begin SUPPLIED DATA
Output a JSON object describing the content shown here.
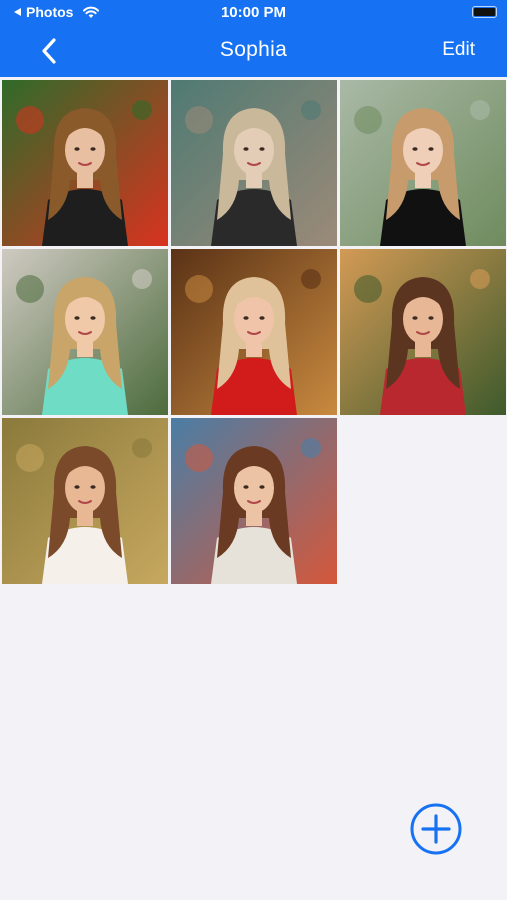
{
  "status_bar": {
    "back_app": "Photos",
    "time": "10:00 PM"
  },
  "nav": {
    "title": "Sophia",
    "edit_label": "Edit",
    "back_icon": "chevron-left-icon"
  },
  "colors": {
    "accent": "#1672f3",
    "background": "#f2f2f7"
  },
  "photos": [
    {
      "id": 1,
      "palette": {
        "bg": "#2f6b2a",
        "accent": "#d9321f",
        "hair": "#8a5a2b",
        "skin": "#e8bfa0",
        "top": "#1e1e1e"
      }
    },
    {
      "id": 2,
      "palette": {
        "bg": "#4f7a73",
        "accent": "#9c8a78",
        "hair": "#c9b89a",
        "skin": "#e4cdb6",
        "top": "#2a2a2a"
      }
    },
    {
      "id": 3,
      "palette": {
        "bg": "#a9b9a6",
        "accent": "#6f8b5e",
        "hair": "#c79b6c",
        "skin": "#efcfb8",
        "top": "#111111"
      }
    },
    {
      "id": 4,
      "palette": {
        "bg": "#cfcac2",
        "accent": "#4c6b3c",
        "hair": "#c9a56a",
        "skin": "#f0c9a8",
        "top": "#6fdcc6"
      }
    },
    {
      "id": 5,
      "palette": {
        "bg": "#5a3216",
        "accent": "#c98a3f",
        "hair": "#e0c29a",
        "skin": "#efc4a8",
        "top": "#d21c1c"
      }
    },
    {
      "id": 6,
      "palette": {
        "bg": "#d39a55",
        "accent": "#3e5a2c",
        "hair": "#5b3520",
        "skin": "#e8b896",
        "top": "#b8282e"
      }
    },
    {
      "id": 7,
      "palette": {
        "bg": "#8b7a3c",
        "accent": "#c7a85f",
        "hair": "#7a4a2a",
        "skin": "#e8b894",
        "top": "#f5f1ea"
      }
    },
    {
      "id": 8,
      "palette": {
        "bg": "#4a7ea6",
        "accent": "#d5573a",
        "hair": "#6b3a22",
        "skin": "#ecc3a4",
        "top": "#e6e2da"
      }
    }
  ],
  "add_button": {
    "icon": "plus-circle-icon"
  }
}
end SUPPLIED DATA
begin SUPPLIED DATA
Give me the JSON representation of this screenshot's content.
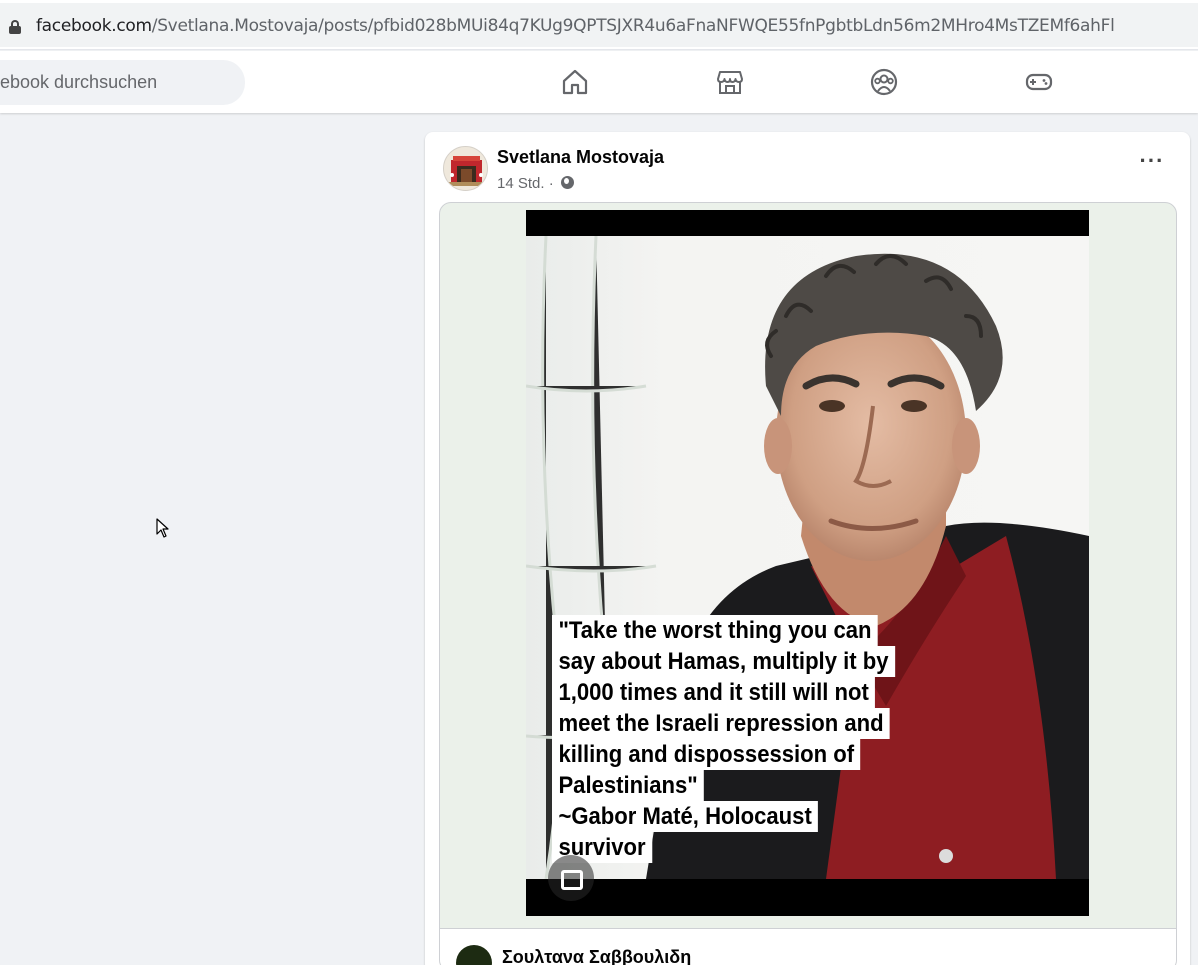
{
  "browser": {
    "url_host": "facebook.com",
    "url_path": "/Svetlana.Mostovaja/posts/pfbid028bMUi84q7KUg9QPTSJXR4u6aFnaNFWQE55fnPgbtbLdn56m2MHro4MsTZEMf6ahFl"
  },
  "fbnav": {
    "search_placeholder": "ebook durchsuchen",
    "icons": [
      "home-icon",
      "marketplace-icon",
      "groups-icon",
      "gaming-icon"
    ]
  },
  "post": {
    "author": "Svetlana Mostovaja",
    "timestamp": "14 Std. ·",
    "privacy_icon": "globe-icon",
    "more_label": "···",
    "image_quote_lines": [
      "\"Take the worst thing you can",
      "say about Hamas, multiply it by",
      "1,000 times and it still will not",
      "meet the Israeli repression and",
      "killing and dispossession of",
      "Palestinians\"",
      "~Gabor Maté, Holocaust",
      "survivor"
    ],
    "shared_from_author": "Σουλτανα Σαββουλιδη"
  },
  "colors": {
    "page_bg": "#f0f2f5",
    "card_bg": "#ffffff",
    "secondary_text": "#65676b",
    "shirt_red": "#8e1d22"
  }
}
end SUPPLIED DATA
THE EXERCISE: Give the count of lines in the records that contain "content", and no other text.

TASK SOLUTION: 2